Excerpted passage:

* * *

Analyzing retail earnings
The StarMine Smart Ratios Credit Risk Model combines alternative data with fundamental data to identify which companies look more sustainable as COVID-19 changes consumer spending behavior and preferences.
The Refinitiv Ipsos Primary Consumer Sentiment Index indicates that as people cope with the coronavirus outbreak, they are also concerned about their employment situation, and this has a strong correlation with consumer spending. A 14.7 percent unemployment rate translates into weak retail same store sales (SSS), and Q1 sales were mostly negative.
Among the retail sectors, the multiline category had the most negative sales, which were down in the triple digits. This weakness was mainly caused by the department stores that had already been coping with weak mall traffic before the pandemic. Positive sales trends were seen in the food and staples, household durables, and products sectors.
Some retailers held back SSS numbers because this is usually a comparative indicator of stores that are open. The negative retail sales numbers were very steep, by as much as -40 percent and -50 percent — worse than in the Great Recession.
Among the strong performers were Lovesac and Crocs. As consumers sought to improve the stay-at-home experience, they sought Crocs’ comfortable shoes and Lovesac’s convenient modular furniture.
Which retail companies are more sustainable?
The StarMine Smart Ratios Credit Model analyzes companies’ profitability, leverage, liquidity and interest coverage to determine which companies are more sustainable.
Among the lowest scoring companies are Iconix, which sells products to department stores (a score of 1 out of 100); Pier 1 Imports (1); Rite Aid (1); GNC (2); Ascena Retail (2); Tailored Brands (2); and Fred’s (3).
The StarMine Text Mining Credit Risk Model analyzes text in articles and news releases for signals of company health. For instance, last April when privately held Lord & Taylor explored bankruptcy, news outlets including Reuters wrote more about it.
Another analysis involves combining alternative data with fundamental data, such as Refinitiv’s collaboration with BattleFin Ensemble Platform.
The Fathom China Momentum Indicator, which can be found in Eikon under Datastream, gives better insight into China’s true economic activity. China has been criticized for a lack of economic reporting transparency. The Fathom China Momentum Indicator combines 12 economic indicators to glean an accurate picture of China’s GDP.
Another indicator is data on job listings and layoffs, managed by LinkUp. This data is often a leading indicator of trouble at a company.

* * *

Requirement 1:
According to the passage on retail earnings, which retail category posted the most negative sales?
Requirement 2:
List every company that the passage on retail earnings names among the lowest scoring on the StarMine Smart Ratios Credit Model.
Requirement 3:
Extend the passage on retail earnings, starting after its final sentence.
The material after this passage comes from a separate source.

Saved entries:
* * *

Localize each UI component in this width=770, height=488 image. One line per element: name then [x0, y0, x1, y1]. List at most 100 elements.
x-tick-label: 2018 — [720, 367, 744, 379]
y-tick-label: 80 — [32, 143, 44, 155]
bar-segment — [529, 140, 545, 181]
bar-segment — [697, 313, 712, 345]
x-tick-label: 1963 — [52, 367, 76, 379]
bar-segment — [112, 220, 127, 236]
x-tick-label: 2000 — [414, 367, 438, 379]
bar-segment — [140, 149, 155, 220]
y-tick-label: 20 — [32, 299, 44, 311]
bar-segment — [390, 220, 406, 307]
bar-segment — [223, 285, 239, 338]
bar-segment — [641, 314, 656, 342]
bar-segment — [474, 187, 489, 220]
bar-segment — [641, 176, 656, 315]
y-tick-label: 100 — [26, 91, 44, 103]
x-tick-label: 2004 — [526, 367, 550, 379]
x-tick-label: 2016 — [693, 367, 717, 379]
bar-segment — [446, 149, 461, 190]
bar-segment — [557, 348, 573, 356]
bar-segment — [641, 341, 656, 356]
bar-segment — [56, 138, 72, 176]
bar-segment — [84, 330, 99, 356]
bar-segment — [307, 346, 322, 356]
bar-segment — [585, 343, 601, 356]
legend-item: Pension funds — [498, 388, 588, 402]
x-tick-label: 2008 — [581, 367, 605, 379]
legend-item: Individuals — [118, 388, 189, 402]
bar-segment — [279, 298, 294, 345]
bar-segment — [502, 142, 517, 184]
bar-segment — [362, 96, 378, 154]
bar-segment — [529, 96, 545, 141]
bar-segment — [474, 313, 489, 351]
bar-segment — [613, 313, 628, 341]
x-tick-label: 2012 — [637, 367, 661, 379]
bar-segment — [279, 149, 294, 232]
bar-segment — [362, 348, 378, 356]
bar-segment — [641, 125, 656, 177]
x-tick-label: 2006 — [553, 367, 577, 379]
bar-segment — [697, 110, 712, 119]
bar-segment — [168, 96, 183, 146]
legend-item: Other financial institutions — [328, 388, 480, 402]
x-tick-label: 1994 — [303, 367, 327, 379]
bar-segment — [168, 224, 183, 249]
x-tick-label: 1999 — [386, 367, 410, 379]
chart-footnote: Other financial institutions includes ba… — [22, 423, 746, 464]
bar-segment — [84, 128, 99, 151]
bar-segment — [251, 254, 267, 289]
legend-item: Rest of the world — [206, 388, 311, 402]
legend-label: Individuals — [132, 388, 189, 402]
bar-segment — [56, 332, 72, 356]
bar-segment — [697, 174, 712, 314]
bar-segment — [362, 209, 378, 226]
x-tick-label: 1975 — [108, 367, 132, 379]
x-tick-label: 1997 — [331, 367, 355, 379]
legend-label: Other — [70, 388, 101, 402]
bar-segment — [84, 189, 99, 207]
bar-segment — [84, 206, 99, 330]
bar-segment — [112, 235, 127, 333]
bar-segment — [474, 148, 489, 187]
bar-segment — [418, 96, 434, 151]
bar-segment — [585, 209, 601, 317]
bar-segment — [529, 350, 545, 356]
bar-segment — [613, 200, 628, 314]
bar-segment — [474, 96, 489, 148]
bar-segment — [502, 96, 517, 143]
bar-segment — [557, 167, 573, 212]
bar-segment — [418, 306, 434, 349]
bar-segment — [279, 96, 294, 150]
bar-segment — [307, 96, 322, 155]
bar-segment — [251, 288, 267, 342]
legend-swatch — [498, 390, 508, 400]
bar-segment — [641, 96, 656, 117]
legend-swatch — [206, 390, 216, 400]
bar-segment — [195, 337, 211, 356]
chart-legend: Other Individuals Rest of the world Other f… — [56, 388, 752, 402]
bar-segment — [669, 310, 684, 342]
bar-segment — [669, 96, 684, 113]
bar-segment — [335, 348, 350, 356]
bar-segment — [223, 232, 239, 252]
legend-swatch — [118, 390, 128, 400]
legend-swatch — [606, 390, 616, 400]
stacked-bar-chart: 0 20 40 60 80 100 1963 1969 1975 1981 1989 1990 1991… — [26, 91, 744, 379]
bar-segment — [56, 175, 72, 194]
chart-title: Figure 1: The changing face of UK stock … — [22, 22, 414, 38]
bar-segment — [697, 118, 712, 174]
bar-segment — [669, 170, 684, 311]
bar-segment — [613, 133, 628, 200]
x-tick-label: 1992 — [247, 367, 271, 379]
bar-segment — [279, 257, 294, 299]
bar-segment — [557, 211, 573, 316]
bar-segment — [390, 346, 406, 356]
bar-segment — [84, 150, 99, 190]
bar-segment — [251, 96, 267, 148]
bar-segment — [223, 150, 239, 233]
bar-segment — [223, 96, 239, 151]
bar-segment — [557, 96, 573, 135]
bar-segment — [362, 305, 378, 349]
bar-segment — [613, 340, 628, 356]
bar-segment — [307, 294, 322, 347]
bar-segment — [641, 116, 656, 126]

* * *

Exercise output 1:
The multiline category had the most negative sales.

Exercise output 2:
Iconix, Pier 1 Imports, Rite Aid, GNC, Ascena Retail, Tailored Brands, Fred's

Exercise output 3:
Analyzing retail price data
Refinitiv’s collaboration with StyleSage produces data on product prices online, such as which products sell out and which are being discounted. For instance, as stores closed and inventories piled up, 63 percent of merchandise online was discounted as of 17 May and the average discount was 21 percent, higher than in 2019.
These alternative data sets help to see how things are changing in real time. They are powerful tools, especially when combined with fundamental research.
Using an omnichannel strategy
Looking ahead, having an omnichannel strategy is key for retail survival.
Luxury brand LVMH said that e-commerce and online sales helped offset the impact of store closures in China, Europe and the U.S. Home Depot reported that digital sales were up 80 percent, with 60 percent of that being delivered by curbside pickup.
Looking at sales trends, there is a do-it-yourself (DIY) culture around the stay-at-home life. Fabrics to make masks have been selling and DIY projects around the home are benefiting Home Depot.
Drilling down to individual products, it may be no surprise that robes, socks, sleepwear, activewear, and tank tops are selling well and not subject to discounting.
Grooming trends are also changing. Procter & Gamble noted that people aren’t shaving, since they’re not going into the office, so those products are being discounted. However, since men are growing beards at home, beard grooming products are selling out.
The future of indoor shopping
Customers’ emotions concerning the virus and a return to indoor shopping aren’t encouraging. Some 35 percent of consumers said they would wait to return to a mall.
When asked whether live concerts should resume before there is a vaccine, 55 percent said “no.”